WORK TO COMPLETE
Without including any pictures, write out the listing below exactly.

Data entries:
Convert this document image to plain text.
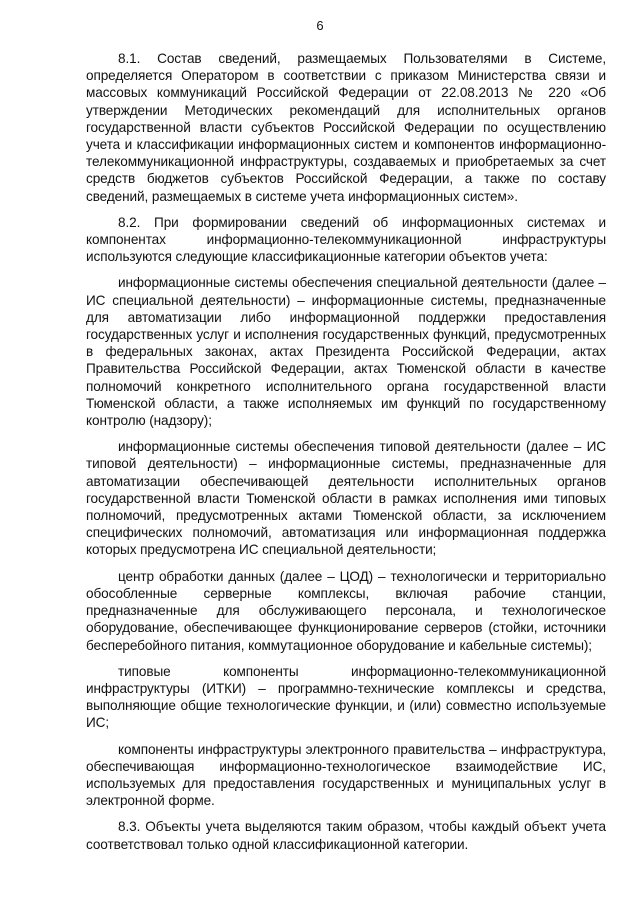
6

8.1. Состав сведений, размещаемых Пользователями в Системе, определяется Оператором в соответствии с приказом Министерства связи и массовых коммуникаций Российской Федерации от 22.08.2013 № 220 «Об утверждении Методических рекомендаций для исполнительных органов государственной власти субъектов Российской Федерации по осуществлению учета и классификации информационных систем и компонентов информационно-телекоммуникационной инфраструктуры, создаваемых и приобретаемых за счет средств бюджетов субъектов Российской Федерации, а также по составу сведений, размещаемых в системе учета информационных систем».

8.2. При формировании сведений об информационных системах и компонентах информационно-телекоммуникационной инфраструктуры используются следующие классификационные категории объектов учета:

информационные системы обеспечения специальной деятельности (далее – ИС специальной деятельности) – информационные системы, предназначенные для автоматизации либо информационной поддержки предоставления государственных услуг и исполнения государственных функций, предусмотренных в федеральных законах, актах Президента Российской Федерации, актах Правительства Российской Федерации, актах Тюменской области в качестве полномочий конкретного исполнительного органа государственной власти Тюменской области, а также исполняемых им функций по государственному контролю (надзору);

информационные системы обеспечения типовой деятельности (далее – ИС типовой деятельности) – информационные системы, предназначенные для автоматизации обеспечивающей деятельности исполнительных органов государственной власти Тюменской области в рамках исполнения ими типовых полномочий, предусмотренных актами Тюменской области, за исключением специфических полномочий, автоматизация или информационная поддержка которых предусмотрена ИС специальной деятельности;

центр обработки данных (далее – ЦОД) – технологически и территориально обособленные серверные комплексы, включая рабочие станции, предназначенные для обслуживающего персонала, и технологическое оборудование, обеспечивающее функционирование серверов (стойки, источники бесперебойного питания, коммутационное оборудование и кабельные системы);

типовые компоненты информационно-телекоммуникационной инфраструктуры (ИТКИ) – программно-технические комплексы и средства, выполняющие общие технологические функции, и (или) совместно используемые ИС;

компоненты инфраструктуры электронного правительства – инфраструктура, обеспечивающая информационно-технологическое взаимодействие ИС, используемых для предоставления государственных и муниципальных услуг в электронной форме.

8.3. Объекты учета выделяются таким образом, чтобы каждый объект учета соответствовал только одной классификационной категории.
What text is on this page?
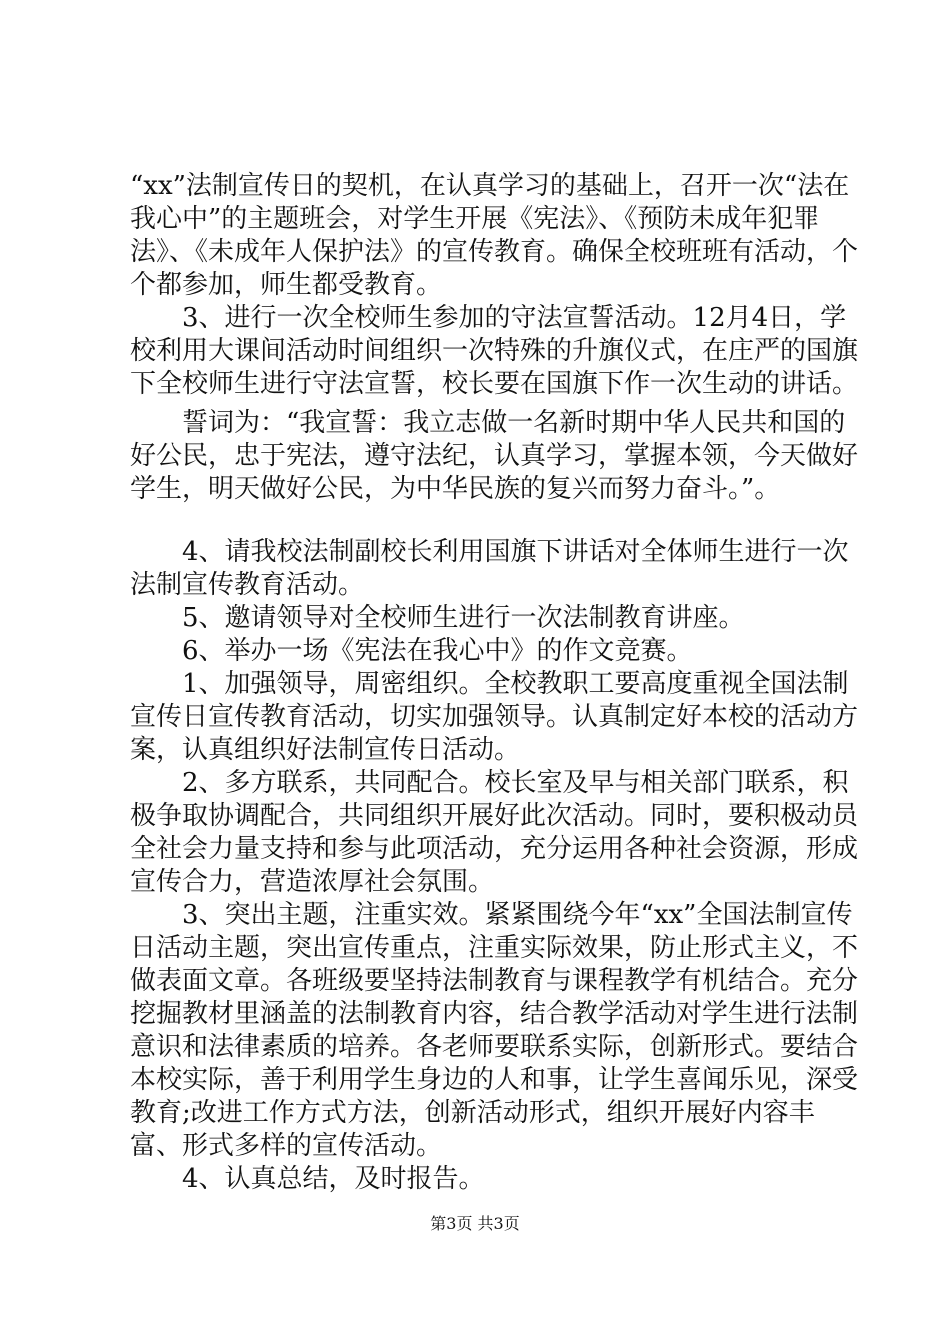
“xx”法制宣传日的契机，在认真学习的基础上，召开一次“法在我心中”的主题班会，对学生开展《宪法》、《预防未成年犯罪法》、《未成年人保护法》的宣传教育。确保全校班班有活动，个个都参加，师生都受教育。

3、进行一次全校师生参加的守法宣誓活动。12月4日，学校利用大课间活动时间组织一次特殊的升旗仪式，在庄严的国旗下全校师生进行守法宣誓，校长要在国旗下作一次生动的讲话。

誓词为：“我宣誓：我立志做一名新时期中华人民共和国的好公民，忠于宪法，遵守法纪，认真学习，掌握本领，今天做好学生，明天做好公民，为中华民族的复兴而努力奋斗。”。

4、请我校法制副校长利用国旗下讲话对全体师生进行一次法制宣传教育活动。

5、邀请领导对全校师生进行一次法制教育讲座。

6、举办一场《宪法在我心中》的作文竞赛。

1、加强领导，周密组织。全校教职工要高度重视全国法制宣传日宣传教育活动，切实加强领导。认真制定好本校的活动方案，认真组织好法制宣传日活动。

2、多方联系，共同配合。校长室及早与相关部门联系，积极争取协调配合，共同组织开展好此次活动。同时，要积极动员全社会力量支持和参与此项活动，充分运用各种社会资源，形成宣传合力，营造浓厚社会氛围。

3、突出主题，注重实效。紧紧围绕今年“xx”全国法制宣传日活动主题，突出宣传重点，注重实际效果，防止形式主义，不做表面文章。各班级要坚持法制教育与课程教学有机结合。充分挖掘教材里涵盖的法制教育内容，结合教学活动对学生进行法制意识和法律素质的培养。各老师要联系实际，创新形式。要结合本校实际，善于利用学生身边的人和事，让学生喜闻乐见，深受教育;改进工作方式方法，创新活动形式，组织开展好内容丰富、形式多样的宣传活动。

4、认真总结，及时报告。

第3页 共3页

EXERCISE RESPONSE
Convert this document image to plain text.
6

8.1. Состав сведений, размещаемых Пользователями в Системе, определяется Оператором в соответствии с приказом Министерства связи и массовых коммуникаций Российской Федерации от 22.08.2013 № 220 «Об утверждении Методических рекомендаций для исполнительных органов государственной власти субъектов Российской Федерации по осуществлению учета и классификации информационных систем и компонентов информационно-телекоммуникационной инфраструктуры, создаваемых и приобретаемых за счет средств бюджетов субъектов Российской Федерации, а также по составу сведений, размещаемых в системе учета информационных систем».

8.2. При формировании сведений об информационных системах и компонентах информационно-телекоммуникационной инфраструктуры используются следующие классификационные категории объектов учета:

информационные системы обеспечения специальной деятельности (далее – ИС специальной деятельности) – информационные системы, предназначенные для автоматизации либо информационной поддержки предоставления государственных услуг и исполнения государственных функций, предусмотренных в федеральных законах, актах Президента Российской Федерации, актах Правительства Российской Федерации, актах Тюменской области в качестве полномочий конкретного исполнительного органа государственной власти Тюменской области, а также исполняемых им функций по государственному контролю (надзору);

информационные системы обеспечения типовой деятельности (далее – ИС типовой деятельности) – информационные системы, предназначенные для автоматизации обеспечивающей деятельности исполнительных органов государственной власти Тюменской области в рамках исполнения ими типовых полномочий, предусмотренных актами Тюменской области, за исключением специфических полномочий, автоматизация или информационная поддержка которых предусмотрена ИС специальной деятельности;

центр обработки данных (далее – ЦОД) – технологически и территориально обособленные серверные комплексы, включая рабочие станции, предназначенные для обслуживающего персонала, и технологическое оборудование, обеспечивающее функционирование серверов (стойки, источники бесперебойного питания, коммутационное оборудование и кабельные системы);

типовые компоненты информационно-телекоммуникационной инфраструктуры (ИТКИ) – программно-технические комплексы и средства, выполняющие общие технологические функции, и (или) совместно используемые ИС;

компоненты инфраструктуры электронного правительства – инфраструктура, обеспечивающая информационно-технологическое взаимодействие ИС, используемых для предоставления государственных и муниципальных услуг в электронной форме.

8.3. Объекты учета выделяются таким образом, чтобы каждый объект учета соответствовал только одной классификационной категории.
What text is on this page?
“xx”法制宣传日的契机，在认真学习的基础上，召开一次“法在我心中”的主题班会，对学生开展《宪法》、《预防未成年犯罪法》、《未成年人保护法》的宣传教育。确保全校班班有活动，个个都参加，师生都受教育。

3、进行一次全校师生参加的守法宣誓活动。12月4日，学校利用大课间活动时间组织一次特殊的升旗仪式，在庄严的国旗下全校师生进行守法宣誓，校长要在国旗下作一次生动的讲话。

誓词为：“我宣誓：我立志做一名新时期中华人民共和国的好公民，忠于宪法，遵守法纪，认真学习，掌握本领，今天做好学生，明天做好公民，为中华民族的复兴而努力奋斗。”。

4、请我校法制副校长利用国旗下讲话对全体师生进行一次法制宣传教育活动。

5、邀请领导对全校师生进行一次法制教育讲座。

6、举办一场《宪法在我心中》的作文竞赛。

1、加强领导，周密组织。全校教职工要高度重视全国法制宣传日宣传教育活动，切实加强领导。认真制定好本校的活动方案，认真组织好法制宣传日活动。

2、多方联系，共同配合。校长室及早与相关部门联系，积极争取协调配合，共同组织开展好此次活动。同时，要积极动员全社会力量支持和参与此项活动，充分运用各种社会资源，形成宣传合力，营造浓厚社会氛围。

3、突出主题，注重实效。紧紧围绕今年“xx”全国法制宣传日活动主题，突出宣传重点，注重实际效果，防止形式主义，不做表面文章。各班级要坚持法制教育与课程教学有机结合。充分挖掘教材里涵盖的法制教育内容，结合教学活动对学生进行法制意识和法律素质的培养。各老师要联系实际，创新形式。要结合本校实际，善于利用学生身边的人和事，让学生喜闻乐见，深受教育;改进工作方式方法，创新活动形式，组织开展好内容丰富、形式多样的宣传活动。

4、认真总结，及时报告。

第3页 共3页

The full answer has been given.